(Data entries)
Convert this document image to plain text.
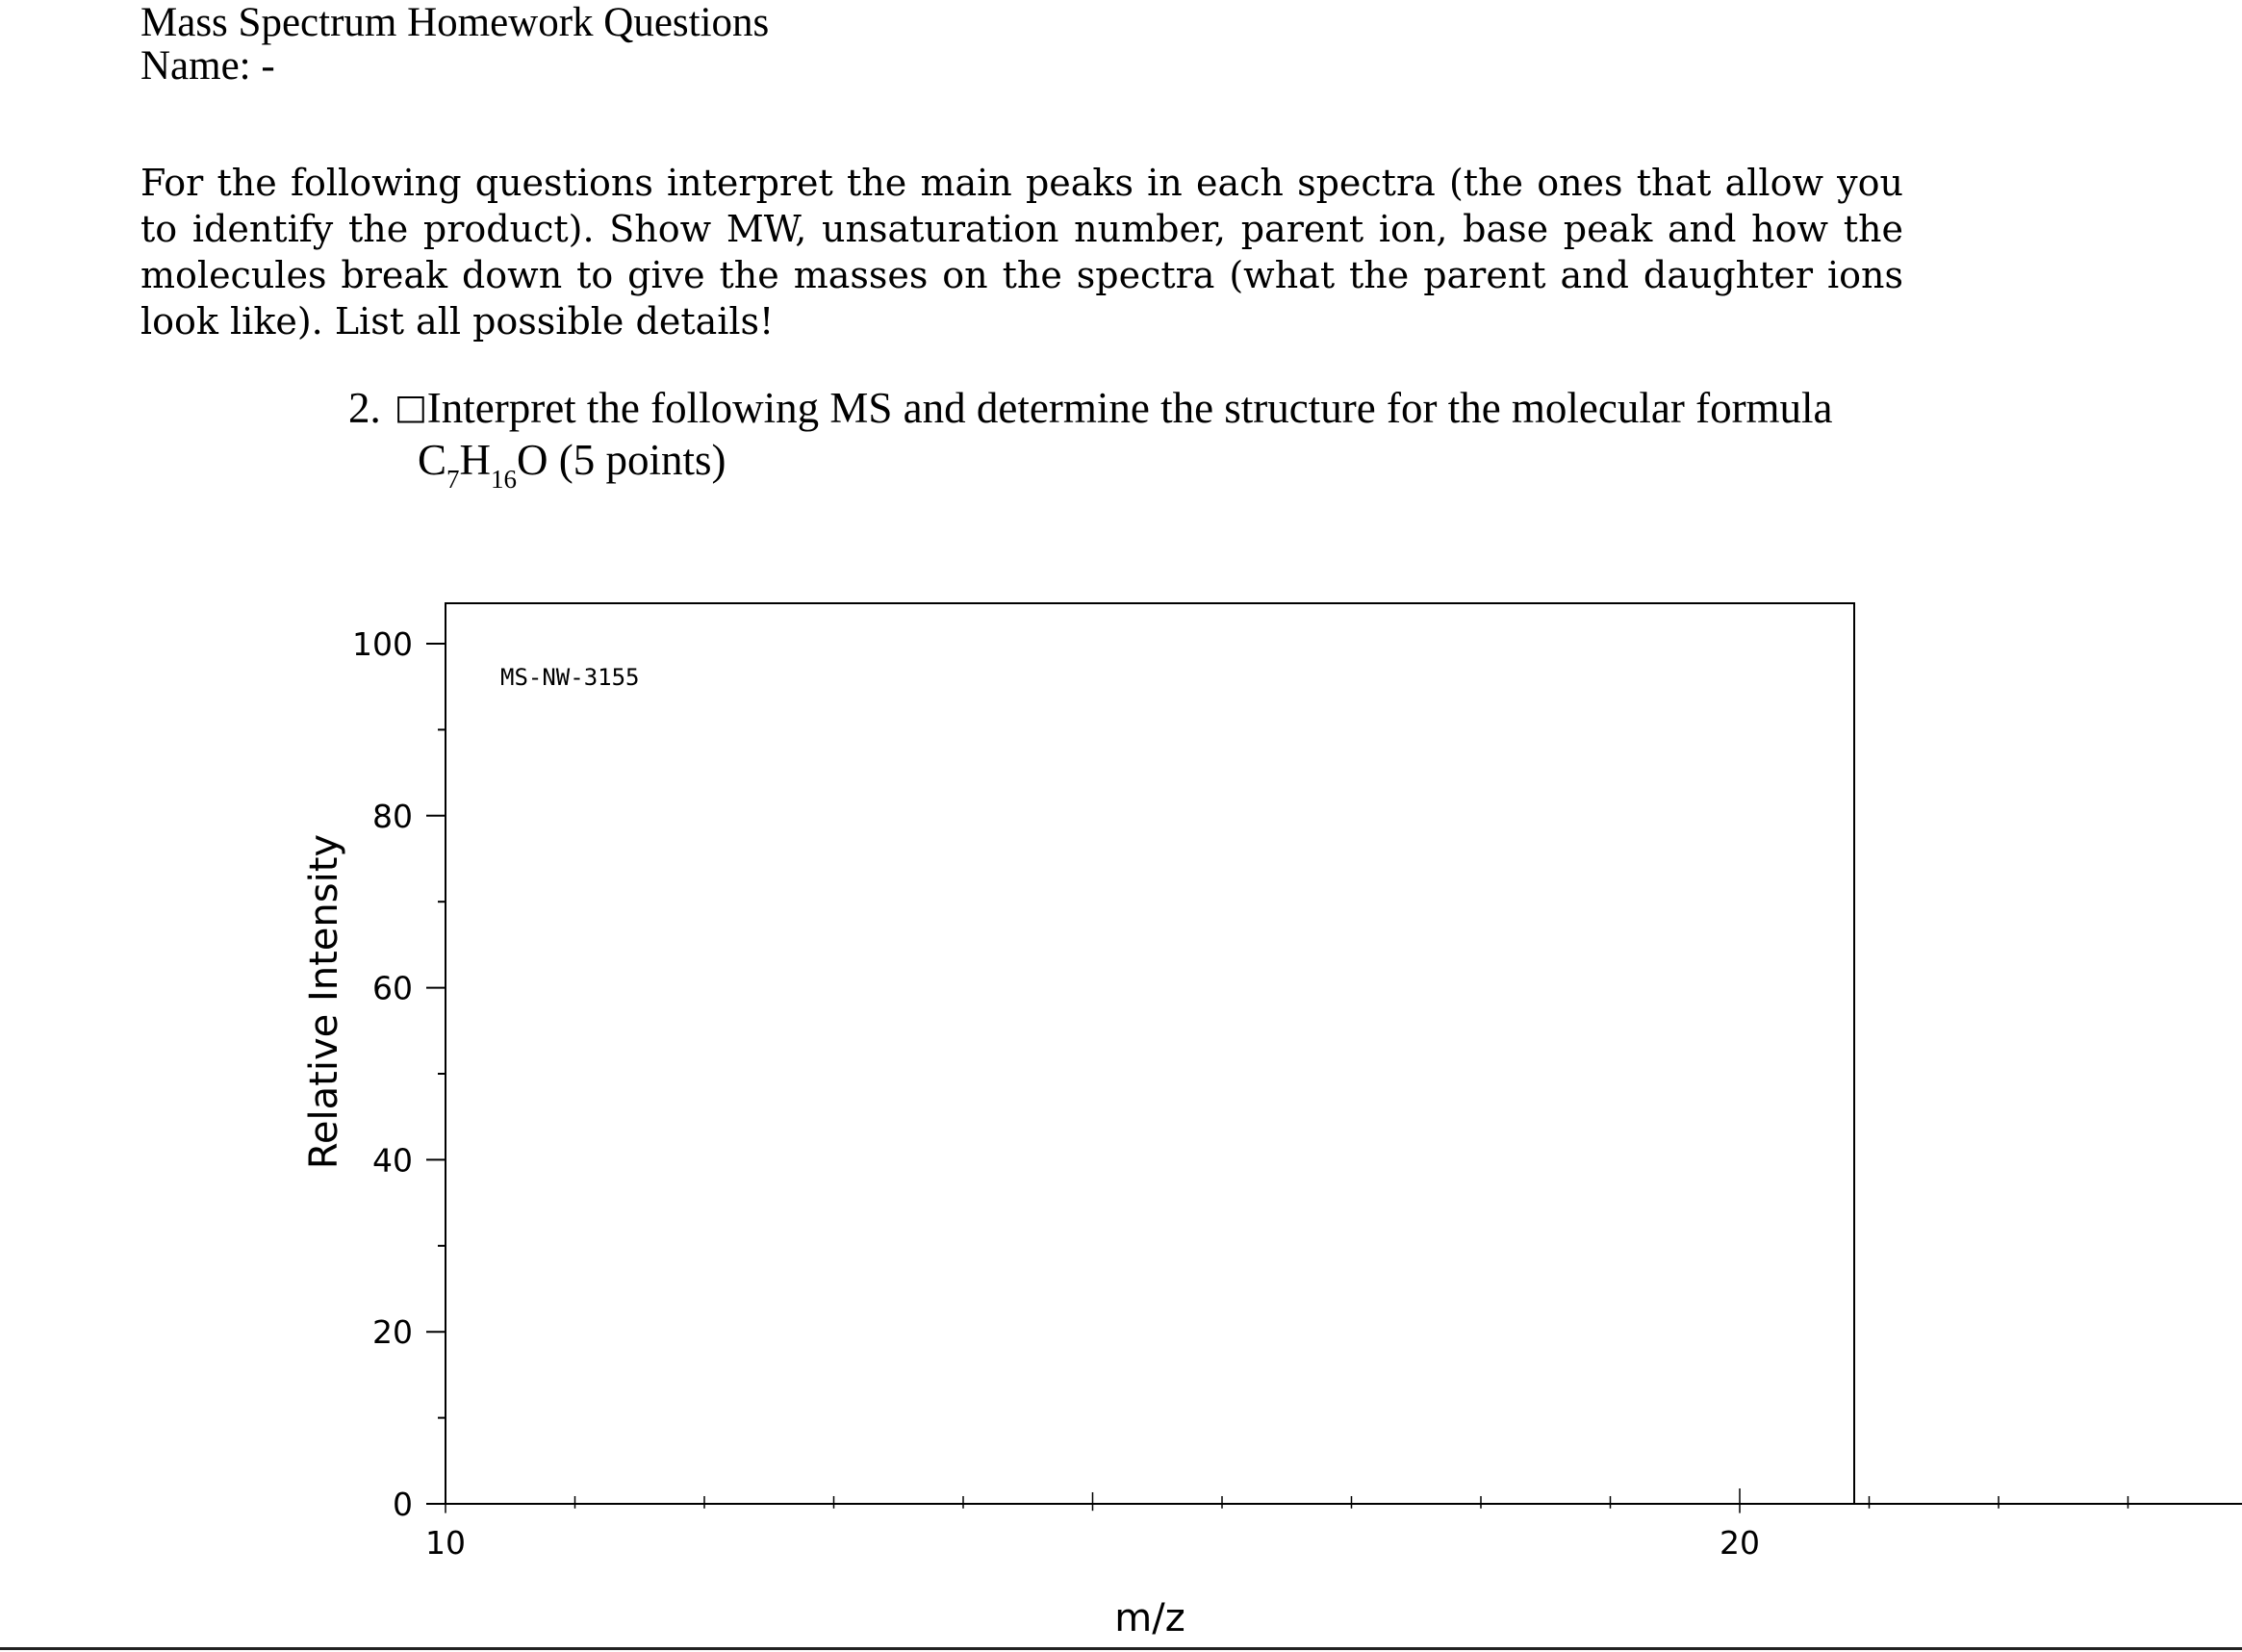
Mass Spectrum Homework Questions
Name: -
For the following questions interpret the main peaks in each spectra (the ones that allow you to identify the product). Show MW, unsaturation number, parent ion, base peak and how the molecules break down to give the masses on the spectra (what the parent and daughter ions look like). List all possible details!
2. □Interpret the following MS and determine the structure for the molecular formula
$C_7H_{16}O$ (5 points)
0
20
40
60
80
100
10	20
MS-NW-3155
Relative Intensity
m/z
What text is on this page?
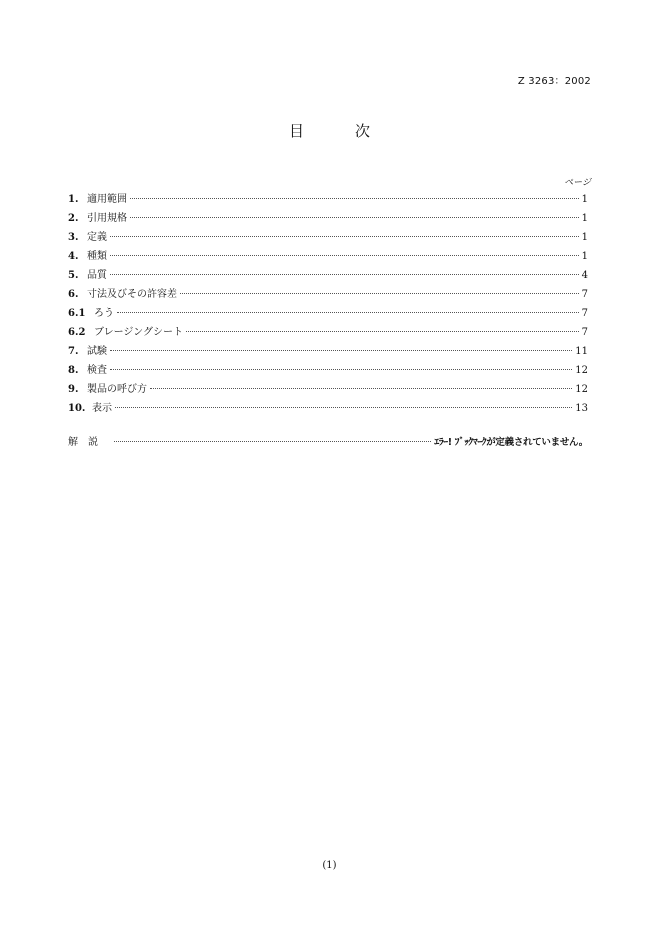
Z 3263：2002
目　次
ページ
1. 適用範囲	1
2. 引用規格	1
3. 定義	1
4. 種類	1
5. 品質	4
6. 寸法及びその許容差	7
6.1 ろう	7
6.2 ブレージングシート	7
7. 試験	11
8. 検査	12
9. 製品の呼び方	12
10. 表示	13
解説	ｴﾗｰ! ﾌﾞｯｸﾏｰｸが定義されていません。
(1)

Exercise task: Where a line above contains the word "text", copy that line.

Result for this task:
Convert this document image to plain text.
What text is on this page?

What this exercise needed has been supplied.